Wherever the word "data" turns up in a line of the entries, copy that line.

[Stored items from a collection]
┄┄┄┄┄┄

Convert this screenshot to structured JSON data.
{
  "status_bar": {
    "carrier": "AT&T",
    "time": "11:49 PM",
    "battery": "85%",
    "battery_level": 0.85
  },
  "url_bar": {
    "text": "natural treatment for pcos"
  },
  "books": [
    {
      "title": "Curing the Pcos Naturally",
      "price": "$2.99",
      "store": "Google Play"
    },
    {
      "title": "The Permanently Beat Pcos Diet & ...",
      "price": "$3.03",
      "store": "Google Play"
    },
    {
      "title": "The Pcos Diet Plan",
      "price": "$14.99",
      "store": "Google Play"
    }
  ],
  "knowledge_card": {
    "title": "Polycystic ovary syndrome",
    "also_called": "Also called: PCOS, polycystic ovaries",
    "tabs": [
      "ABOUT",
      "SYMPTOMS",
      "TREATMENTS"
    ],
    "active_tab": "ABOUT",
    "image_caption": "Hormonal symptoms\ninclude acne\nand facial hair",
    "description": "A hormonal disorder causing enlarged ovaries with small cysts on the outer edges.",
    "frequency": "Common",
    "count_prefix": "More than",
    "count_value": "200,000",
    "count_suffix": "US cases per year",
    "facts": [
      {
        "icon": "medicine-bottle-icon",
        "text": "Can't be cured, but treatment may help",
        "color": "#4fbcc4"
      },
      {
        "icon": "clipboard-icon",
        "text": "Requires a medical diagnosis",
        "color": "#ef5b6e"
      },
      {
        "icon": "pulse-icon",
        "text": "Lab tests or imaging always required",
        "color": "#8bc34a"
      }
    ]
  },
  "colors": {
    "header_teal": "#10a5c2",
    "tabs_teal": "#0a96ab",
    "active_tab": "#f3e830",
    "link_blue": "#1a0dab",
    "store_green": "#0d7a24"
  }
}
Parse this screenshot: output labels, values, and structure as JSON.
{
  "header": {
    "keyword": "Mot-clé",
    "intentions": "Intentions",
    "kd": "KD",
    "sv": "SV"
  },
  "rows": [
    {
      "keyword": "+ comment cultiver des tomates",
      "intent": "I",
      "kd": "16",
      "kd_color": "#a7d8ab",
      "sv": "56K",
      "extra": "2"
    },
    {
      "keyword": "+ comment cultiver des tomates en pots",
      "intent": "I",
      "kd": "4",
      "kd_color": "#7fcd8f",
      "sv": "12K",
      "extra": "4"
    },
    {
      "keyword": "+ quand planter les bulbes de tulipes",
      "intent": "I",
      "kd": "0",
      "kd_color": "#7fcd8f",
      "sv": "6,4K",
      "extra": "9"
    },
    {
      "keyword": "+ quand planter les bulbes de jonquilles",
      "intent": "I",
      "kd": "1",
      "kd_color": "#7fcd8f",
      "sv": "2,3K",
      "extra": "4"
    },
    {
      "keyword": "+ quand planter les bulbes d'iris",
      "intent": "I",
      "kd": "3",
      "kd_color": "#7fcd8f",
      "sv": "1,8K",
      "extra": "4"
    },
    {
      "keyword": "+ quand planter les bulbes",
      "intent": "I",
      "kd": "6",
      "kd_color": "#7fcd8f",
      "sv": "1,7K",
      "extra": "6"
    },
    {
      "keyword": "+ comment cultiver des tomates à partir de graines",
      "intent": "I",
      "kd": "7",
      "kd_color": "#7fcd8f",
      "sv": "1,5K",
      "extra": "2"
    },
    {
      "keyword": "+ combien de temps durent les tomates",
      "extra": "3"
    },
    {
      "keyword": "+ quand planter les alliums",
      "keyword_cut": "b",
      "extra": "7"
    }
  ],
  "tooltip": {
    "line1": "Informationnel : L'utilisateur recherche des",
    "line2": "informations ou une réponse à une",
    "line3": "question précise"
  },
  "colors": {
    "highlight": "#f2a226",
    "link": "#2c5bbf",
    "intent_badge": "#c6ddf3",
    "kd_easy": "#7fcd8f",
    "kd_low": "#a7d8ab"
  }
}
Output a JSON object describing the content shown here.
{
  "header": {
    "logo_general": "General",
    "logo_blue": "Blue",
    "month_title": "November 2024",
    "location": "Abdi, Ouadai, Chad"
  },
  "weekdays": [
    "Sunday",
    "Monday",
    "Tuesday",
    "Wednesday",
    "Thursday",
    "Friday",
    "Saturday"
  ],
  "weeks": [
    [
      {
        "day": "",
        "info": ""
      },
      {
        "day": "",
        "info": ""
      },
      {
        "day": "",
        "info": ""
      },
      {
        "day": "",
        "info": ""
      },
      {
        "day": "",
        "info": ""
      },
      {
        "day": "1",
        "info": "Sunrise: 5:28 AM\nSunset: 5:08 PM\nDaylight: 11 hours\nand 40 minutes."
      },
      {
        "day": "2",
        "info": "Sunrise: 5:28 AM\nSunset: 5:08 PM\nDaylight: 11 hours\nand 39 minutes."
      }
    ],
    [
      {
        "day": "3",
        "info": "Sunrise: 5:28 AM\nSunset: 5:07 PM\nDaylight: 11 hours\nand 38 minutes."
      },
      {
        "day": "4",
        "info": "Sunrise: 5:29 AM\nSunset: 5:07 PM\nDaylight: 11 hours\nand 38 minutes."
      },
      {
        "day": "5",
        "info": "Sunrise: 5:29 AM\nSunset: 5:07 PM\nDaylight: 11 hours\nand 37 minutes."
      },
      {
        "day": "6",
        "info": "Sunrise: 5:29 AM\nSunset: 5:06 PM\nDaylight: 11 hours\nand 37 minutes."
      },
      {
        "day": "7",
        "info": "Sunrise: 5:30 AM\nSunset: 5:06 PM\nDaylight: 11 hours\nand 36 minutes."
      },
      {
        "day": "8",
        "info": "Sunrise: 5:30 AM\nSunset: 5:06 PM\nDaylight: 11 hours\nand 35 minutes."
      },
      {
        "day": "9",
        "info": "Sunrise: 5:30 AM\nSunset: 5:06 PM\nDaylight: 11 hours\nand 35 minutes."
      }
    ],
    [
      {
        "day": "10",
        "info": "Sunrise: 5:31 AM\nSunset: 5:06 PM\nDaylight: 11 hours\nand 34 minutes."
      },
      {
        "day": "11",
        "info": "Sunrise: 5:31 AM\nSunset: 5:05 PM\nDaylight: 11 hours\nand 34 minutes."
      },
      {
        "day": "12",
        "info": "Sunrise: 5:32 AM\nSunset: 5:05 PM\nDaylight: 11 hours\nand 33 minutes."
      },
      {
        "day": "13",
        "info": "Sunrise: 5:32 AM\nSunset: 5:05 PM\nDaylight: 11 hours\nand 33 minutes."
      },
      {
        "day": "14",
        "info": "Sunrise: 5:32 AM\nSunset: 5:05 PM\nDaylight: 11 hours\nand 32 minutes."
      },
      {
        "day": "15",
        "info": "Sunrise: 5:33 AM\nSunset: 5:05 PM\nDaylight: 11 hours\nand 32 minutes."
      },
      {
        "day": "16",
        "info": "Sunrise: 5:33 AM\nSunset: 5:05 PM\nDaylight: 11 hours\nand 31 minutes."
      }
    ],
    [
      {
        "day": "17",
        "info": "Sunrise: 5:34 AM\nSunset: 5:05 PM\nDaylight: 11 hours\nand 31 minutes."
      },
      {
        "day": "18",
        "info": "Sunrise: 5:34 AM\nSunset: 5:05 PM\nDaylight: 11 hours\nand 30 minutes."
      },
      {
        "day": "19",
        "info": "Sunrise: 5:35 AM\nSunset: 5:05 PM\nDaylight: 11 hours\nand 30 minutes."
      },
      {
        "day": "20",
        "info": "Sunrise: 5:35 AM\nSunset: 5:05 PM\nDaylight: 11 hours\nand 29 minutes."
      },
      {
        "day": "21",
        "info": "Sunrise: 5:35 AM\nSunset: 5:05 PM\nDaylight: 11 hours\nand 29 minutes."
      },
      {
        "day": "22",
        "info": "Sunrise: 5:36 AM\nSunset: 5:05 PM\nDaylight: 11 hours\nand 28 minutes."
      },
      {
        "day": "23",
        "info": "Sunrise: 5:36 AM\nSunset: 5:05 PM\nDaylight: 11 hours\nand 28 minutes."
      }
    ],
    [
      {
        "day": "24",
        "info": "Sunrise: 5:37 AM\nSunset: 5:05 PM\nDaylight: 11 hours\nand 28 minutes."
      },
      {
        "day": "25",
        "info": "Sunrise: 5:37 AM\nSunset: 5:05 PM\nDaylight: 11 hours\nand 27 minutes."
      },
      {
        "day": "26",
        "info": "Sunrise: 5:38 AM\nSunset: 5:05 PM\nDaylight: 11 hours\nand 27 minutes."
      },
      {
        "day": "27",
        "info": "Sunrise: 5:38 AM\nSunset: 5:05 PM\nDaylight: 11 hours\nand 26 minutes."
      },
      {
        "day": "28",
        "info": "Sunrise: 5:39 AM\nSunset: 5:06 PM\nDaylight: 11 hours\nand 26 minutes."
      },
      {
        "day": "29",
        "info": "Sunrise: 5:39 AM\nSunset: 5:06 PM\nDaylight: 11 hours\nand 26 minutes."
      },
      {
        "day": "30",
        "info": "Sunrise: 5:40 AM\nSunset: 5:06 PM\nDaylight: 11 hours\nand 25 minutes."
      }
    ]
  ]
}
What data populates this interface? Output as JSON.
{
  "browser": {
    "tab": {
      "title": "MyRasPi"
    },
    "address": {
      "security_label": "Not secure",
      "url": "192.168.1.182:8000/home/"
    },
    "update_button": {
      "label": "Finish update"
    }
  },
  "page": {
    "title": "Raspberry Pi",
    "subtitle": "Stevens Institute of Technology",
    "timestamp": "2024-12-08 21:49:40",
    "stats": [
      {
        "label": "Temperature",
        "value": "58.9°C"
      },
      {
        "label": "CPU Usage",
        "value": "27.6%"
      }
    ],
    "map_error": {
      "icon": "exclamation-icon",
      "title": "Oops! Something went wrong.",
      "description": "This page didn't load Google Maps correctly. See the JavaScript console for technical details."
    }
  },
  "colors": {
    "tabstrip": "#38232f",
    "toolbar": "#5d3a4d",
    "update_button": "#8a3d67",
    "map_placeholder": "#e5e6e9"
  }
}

┄┄┄┄┄┄

> **FINAL ANSWER**:
Convert this screenshot to structured JSON data.
What data populates this interface? Output as JSON.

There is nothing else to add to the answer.